Dataset items
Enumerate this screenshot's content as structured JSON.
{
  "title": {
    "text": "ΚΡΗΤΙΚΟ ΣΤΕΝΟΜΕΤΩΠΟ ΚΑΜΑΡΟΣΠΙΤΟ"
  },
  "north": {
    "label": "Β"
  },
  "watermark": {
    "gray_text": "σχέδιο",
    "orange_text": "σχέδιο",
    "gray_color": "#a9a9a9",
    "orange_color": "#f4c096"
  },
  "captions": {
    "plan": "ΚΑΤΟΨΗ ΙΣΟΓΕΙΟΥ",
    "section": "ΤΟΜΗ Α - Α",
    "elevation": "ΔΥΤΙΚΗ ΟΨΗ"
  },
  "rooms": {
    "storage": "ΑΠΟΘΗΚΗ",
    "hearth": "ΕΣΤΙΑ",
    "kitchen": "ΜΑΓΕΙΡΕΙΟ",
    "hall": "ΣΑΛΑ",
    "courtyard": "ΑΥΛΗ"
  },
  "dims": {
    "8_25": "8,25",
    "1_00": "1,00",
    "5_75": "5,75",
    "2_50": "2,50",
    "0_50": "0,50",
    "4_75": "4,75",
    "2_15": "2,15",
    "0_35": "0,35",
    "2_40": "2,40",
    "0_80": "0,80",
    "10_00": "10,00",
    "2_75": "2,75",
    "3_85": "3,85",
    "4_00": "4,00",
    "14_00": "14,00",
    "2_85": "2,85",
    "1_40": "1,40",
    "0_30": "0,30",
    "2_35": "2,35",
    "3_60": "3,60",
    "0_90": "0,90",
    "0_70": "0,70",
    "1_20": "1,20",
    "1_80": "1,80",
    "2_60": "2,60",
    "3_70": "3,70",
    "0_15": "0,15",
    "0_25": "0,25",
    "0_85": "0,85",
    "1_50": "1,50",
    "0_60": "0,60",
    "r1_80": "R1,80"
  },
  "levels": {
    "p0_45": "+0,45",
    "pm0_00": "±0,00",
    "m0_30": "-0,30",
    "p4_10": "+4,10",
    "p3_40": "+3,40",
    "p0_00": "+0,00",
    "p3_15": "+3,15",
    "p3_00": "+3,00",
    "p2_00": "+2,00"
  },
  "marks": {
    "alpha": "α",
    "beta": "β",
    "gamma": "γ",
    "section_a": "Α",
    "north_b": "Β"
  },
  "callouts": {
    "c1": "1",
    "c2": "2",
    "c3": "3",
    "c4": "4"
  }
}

#### [Task]
Quote the material exactly, leaving nothing out.

#### [Full answer]
Enumerate this screenshot's content as structured JSON.
{
  "title": {
    "text": "ΚΡΗΤΙΚΟ ΣΤΕΝΟΜΕΤΩΠΟ ΚΑΜΑΡΟΣΠΙΤΟ"
  },
  "north": {
    "label": "Β"
  },
  "watermark": {
    "gray_text": "σχέδιο",
    "orange_text": "σχέδιο",
    "gray_color": "#a9a9a9",
    "orange_color": "#f4c096"
  },
  "captions": {
    "plan": "ΚΑΤΟΨΗ ΙΣΟΓΕΙΟΥ",
    "section": "ΤΟΜΗ Α - Α",
    "elevation": "ΔΥΤΙΚΗ ΟΨΗ"
  },
  "rooms": {
    "storage": "ΑΠΟΘΗΚΗ",
    "hearth": "ΕΣΤΙΑ",
    "kitchen": "ΜΑΓΕΙΡΕΙΟ",
    "hall": "ΣΑΛΑ",
    "courtyard": "ΑΥΛΗ"
  },
  "dims": {
    "8_25": "8,25",
    "1_00": "1,00",
    "5_75": "5,75",
    "2_50": "2,50",
    "0_50": "0,50",
    "4_75": "4,75",
    "2_15": "2,15",
    "0_35": "0,35",
    "2_40": "2,40",
    "0_80": "0,80",
    "10_00": "10,00",
    "2_75": "2,75",
    "3_85": "3,85",
    "4_00": "4,00",
    "14_00": "14,00",
    "2_85": "2,85",
    "1_40": "1,40",
    "0_30": "0,30",
    "2_35": "2,35",
    "3_60": "3,60",
    "0_90": "0,90",
    "0_70": "0,70",
    "1_20": "1,20",
    "1_80": "1,80",
    "2_60": "2,60",
    "3_70": "3,70",
    "0_15": "0,15",
    "0_25": "0,25",
    "0_85": "0,85",
    "1_50": "1,50",
    "0_60": "0,60",
    "r1_80": "R1,80"
  },
  "levels": {
    "p0_45": "+0,45",
    "pm0_00": "±0,00",
    "m0_30": "-0,30",
    "p4_10": "+4,10",
    "p3_40": "+3,40",
    "p0_00": "+0,00",
    "p3_15": "+3,15",
    "p3_00": "+3,00",
    "p2_00": "+2,00"
  },
  "marks": {
    "alpha": "α",
    "beta": "β",
    "gamma": "γ",
    "section_a": "Α",
    "north_b": "Β"
  },
  "callouts": {
    "c1": "1",
    "c2": "2",
    "c3": "3",
    "c4": "4"
  }
}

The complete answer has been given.